### Task
Return all lines in the material below that contain "screenshot".
================================
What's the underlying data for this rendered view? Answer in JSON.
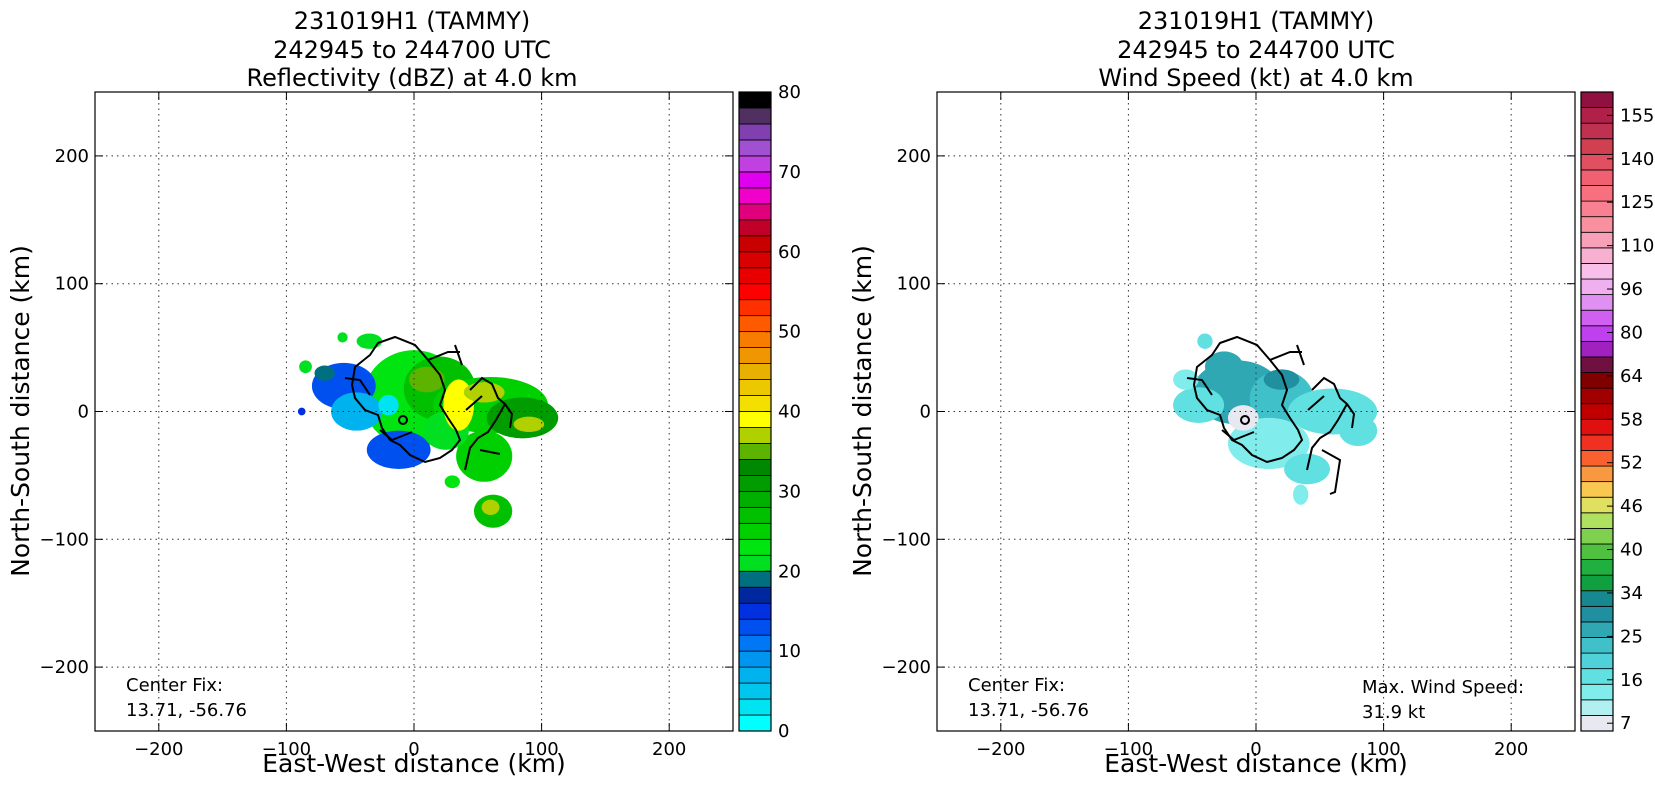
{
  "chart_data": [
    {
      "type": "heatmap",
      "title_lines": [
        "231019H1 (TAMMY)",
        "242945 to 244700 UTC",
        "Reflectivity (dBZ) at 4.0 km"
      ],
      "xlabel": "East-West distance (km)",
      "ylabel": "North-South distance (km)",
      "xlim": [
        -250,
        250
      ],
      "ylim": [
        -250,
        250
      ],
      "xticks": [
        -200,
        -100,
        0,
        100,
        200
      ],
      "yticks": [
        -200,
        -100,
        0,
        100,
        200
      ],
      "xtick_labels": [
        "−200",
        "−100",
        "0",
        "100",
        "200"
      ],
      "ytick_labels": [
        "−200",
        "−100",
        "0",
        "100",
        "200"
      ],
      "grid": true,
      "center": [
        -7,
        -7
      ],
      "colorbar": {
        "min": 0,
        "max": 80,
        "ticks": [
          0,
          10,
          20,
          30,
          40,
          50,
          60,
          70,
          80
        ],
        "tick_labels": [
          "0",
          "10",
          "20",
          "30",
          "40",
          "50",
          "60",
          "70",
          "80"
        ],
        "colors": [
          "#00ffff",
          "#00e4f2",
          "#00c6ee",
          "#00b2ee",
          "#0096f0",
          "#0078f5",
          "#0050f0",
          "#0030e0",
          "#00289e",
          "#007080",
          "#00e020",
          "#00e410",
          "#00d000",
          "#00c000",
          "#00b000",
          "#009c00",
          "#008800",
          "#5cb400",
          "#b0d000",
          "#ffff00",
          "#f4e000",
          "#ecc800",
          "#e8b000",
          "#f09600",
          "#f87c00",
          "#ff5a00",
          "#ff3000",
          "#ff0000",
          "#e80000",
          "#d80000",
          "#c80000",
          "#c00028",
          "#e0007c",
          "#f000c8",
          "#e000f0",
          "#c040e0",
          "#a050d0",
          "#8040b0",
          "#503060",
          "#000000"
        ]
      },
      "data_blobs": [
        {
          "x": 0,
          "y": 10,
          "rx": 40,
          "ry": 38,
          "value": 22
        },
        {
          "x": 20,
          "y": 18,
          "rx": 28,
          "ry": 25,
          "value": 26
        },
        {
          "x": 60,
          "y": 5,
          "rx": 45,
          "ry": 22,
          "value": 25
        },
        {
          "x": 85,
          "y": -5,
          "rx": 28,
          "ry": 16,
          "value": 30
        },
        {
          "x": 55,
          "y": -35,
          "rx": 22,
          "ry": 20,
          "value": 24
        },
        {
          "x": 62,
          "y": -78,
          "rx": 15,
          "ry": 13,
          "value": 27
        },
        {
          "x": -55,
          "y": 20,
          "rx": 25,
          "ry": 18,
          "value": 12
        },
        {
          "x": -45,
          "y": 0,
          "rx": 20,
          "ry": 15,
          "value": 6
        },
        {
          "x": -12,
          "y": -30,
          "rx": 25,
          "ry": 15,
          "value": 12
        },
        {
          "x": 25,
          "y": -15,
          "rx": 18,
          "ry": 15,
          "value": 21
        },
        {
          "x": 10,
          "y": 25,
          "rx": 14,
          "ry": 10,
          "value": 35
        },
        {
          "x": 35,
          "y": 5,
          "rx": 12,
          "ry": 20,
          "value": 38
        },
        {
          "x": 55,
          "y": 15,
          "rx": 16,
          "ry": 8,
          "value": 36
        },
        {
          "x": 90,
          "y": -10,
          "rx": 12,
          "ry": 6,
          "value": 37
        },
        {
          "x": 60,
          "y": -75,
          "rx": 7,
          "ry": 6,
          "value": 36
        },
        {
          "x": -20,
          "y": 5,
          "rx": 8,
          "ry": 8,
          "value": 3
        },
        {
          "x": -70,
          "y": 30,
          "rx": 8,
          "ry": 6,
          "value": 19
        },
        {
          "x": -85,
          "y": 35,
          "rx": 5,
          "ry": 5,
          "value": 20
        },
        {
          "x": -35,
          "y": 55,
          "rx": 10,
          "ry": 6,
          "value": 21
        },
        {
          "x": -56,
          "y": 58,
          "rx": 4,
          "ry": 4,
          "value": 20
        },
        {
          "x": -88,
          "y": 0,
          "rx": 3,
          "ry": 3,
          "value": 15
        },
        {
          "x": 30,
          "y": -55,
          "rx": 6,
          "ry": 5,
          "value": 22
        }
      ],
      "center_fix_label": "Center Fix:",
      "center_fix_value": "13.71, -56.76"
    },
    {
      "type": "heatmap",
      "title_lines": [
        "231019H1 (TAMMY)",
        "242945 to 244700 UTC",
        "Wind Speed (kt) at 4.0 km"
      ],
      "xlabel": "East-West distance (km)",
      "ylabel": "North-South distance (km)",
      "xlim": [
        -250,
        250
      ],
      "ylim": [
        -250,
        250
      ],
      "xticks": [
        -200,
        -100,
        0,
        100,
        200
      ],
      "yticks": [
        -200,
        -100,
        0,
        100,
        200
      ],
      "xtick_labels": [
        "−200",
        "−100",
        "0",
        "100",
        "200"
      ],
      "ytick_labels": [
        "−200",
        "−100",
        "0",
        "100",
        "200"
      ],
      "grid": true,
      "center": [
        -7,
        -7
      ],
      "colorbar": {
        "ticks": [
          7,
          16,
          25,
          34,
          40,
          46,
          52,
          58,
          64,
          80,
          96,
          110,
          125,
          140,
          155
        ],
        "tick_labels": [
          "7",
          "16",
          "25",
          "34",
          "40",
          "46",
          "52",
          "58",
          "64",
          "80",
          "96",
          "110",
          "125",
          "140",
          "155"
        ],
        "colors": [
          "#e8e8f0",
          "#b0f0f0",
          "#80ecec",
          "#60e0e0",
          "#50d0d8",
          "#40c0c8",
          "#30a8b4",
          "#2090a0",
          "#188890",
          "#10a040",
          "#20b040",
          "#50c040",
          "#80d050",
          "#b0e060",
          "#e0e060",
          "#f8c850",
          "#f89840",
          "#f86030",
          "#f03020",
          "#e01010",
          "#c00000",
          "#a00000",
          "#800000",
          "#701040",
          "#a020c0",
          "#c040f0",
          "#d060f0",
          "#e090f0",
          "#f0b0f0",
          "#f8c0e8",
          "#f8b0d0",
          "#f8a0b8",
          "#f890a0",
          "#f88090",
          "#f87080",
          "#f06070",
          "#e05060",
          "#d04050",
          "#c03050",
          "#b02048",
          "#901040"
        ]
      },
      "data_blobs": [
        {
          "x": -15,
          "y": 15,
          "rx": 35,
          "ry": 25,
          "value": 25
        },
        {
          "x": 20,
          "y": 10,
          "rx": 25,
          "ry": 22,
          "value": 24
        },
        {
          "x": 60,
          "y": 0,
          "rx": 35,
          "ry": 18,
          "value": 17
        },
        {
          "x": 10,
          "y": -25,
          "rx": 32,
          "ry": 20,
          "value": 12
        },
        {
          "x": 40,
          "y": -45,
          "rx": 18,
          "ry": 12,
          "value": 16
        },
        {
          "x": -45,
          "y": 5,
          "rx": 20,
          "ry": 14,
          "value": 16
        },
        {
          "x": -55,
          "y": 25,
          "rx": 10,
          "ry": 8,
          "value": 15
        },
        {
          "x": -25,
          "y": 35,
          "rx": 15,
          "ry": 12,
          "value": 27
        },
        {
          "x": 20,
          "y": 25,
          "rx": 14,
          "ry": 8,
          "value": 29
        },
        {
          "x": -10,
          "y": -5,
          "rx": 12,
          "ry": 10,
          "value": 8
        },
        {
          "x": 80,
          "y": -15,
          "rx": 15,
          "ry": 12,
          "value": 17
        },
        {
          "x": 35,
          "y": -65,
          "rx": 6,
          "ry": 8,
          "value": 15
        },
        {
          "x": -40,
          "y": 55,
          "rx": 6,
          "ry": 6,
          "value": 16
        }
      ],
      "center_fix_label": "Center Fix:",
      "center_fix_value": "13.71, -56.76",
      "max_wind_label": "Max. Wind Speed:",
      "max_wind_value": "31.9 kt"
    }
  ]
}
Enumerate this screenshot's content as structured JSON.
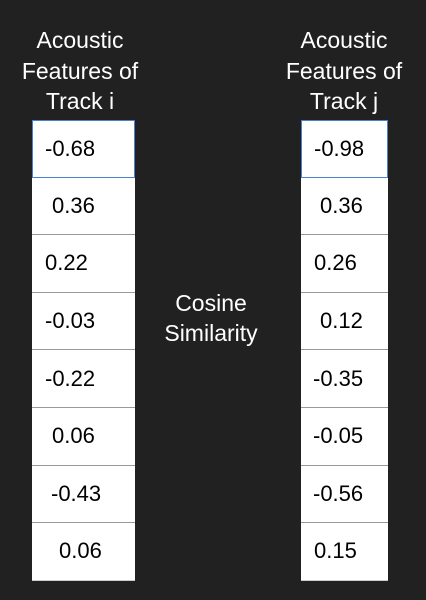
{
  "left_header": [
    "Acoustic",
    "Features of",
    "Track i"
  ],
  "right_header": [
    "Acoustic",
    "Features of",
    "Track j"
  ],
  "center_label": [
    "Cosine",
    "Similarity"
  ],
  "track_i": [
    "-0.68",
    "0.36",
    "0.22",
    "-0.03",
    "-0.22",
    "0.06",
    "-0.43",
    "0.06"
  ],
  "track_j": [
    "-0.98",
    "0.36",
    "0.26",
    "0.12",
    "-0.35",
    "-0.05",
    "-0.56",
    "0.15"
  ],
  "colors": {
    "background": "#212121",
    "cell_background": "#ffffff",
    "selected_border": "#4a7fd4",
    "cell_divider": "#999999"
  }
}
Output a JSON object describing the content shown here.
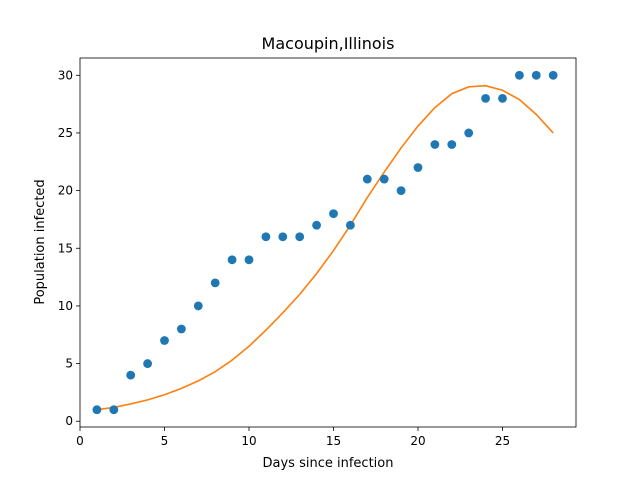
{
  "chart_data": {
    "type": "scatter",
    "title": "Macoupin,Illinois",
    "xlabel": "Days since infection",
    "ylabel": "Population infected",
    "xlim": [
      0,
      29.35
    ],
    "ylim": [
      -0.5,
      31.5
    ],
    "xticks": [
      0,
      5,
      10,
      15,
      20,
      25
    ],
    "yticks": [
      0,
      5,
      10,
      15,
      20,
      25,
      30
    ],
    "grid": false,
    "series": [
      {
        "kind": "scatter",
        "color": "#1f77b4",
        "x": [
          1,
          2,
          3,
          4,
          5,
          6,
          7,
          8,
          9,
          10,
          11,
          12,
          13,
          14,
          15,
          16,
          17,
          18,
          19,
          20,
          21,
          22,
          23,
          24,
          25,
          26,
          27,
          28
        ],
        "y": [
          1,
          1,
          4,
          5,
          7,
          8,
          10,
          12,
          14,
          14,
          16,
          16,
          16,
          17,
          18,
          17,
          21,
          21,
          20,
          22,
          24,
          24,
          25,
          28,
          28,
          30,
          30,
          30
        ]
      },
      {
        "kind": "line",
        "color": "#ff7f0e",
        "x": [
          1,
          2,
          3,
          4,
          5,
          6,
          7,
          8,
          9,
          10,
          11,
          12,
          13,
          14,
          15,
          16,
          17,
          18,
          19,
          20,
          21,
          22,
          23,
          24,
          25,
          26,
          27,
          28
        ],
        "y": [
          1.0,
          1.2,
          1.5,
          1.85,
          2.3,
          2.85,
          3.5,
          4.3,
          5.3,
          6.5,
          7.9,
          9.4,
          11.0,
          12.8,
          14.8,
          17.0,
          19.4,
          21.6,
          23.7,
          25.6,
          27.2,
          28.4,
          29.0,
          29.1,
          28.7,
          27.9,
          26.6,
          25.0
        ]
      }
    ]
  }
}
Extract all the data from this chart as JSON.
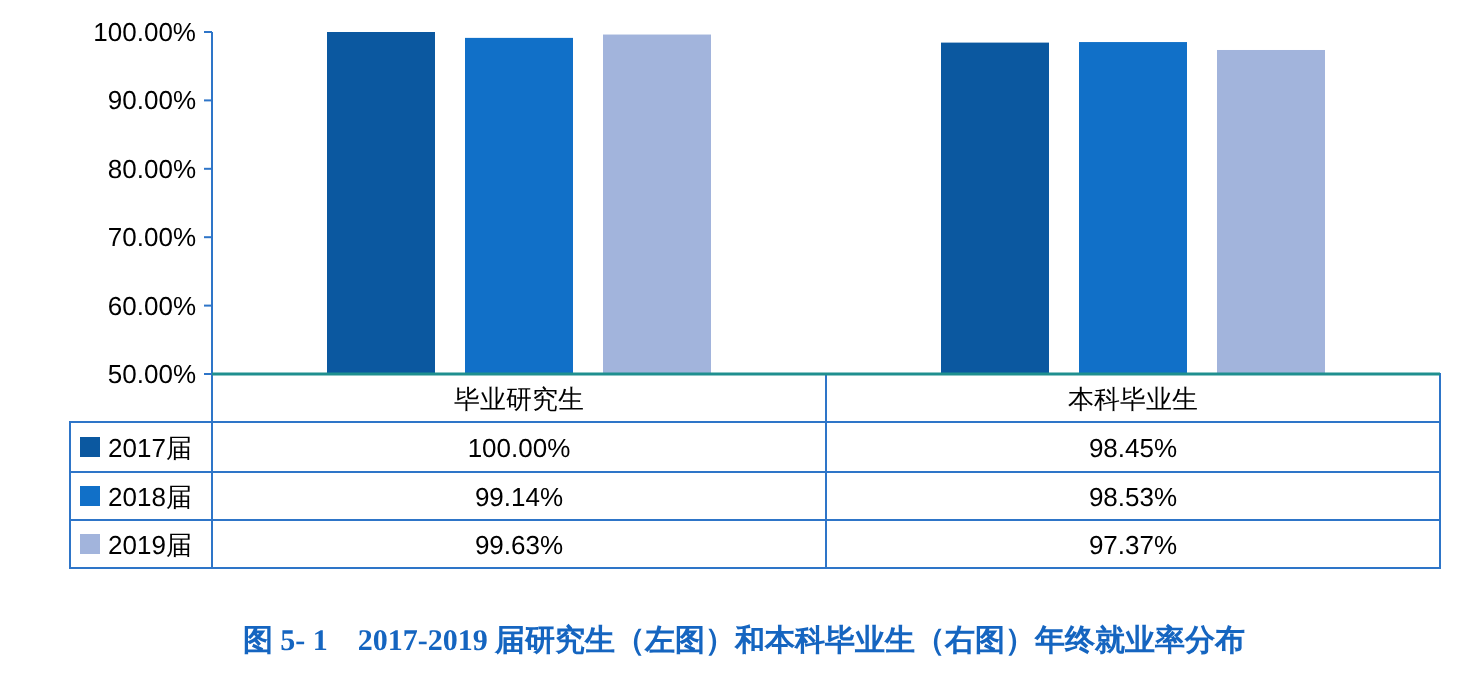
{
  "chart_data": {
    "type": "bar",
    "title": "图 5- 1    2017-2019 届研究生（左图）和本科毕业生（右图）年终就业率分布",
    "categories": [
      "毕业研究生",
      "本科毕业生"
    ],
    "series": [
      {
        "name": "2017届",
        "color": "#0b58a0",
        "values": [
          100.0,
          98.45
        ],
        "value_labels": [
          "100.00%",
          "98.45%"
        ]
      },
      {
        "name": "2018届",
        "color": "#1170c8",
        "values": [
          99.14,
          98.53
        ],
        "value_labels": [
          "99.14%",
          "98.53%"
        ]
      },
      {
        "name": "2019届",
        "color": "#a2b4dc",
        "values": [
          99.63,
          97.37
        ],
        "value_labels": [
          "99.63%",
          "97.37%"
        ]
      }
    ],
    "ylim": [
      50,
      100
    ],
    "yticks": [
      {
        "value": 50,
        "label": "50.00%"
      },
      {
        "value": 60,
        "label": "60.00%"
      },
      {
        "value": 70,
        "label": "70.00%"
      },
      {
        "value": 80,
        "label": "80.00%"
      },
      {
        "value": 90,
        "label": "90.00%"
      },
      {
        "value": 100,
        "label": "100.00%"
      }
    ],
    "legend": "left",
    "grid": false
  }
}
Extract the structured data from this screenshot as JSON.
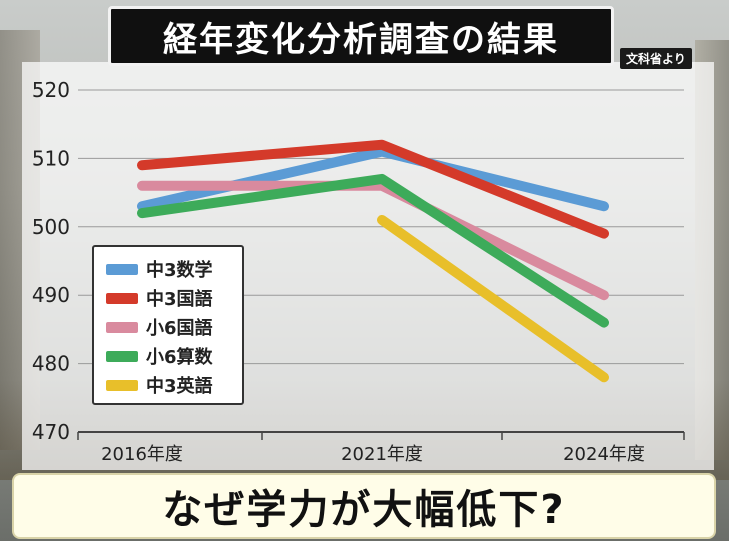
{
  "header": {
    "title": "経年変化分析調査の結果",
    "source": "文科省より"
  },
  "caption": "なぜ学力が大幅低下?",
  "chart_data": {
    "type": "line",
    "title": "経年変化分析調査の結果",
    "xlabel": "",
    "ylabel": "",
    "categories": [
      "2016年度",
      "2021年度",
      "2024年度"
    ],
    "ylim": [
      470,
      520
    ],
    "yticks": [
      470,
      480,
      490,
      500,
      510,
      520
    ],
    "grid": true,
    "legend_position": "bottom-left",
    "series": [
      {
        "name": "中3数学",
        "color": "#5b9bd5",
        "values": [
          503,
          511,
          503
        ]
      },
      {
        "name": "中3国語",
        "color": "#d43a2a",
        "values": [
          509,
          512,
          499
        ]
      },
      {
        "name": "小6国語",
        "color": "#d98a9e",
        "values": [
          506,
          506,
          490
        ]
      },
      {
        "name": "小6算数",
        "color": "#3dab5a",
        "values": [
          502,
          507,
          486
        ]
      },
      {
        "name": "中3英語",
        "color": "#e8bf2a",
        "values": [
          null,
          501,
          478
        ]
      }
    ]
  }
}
================================
### Answer to this task
Enumerate this screenshot's content as structured JSON.
Extract the structured data from this screenshot as JSON.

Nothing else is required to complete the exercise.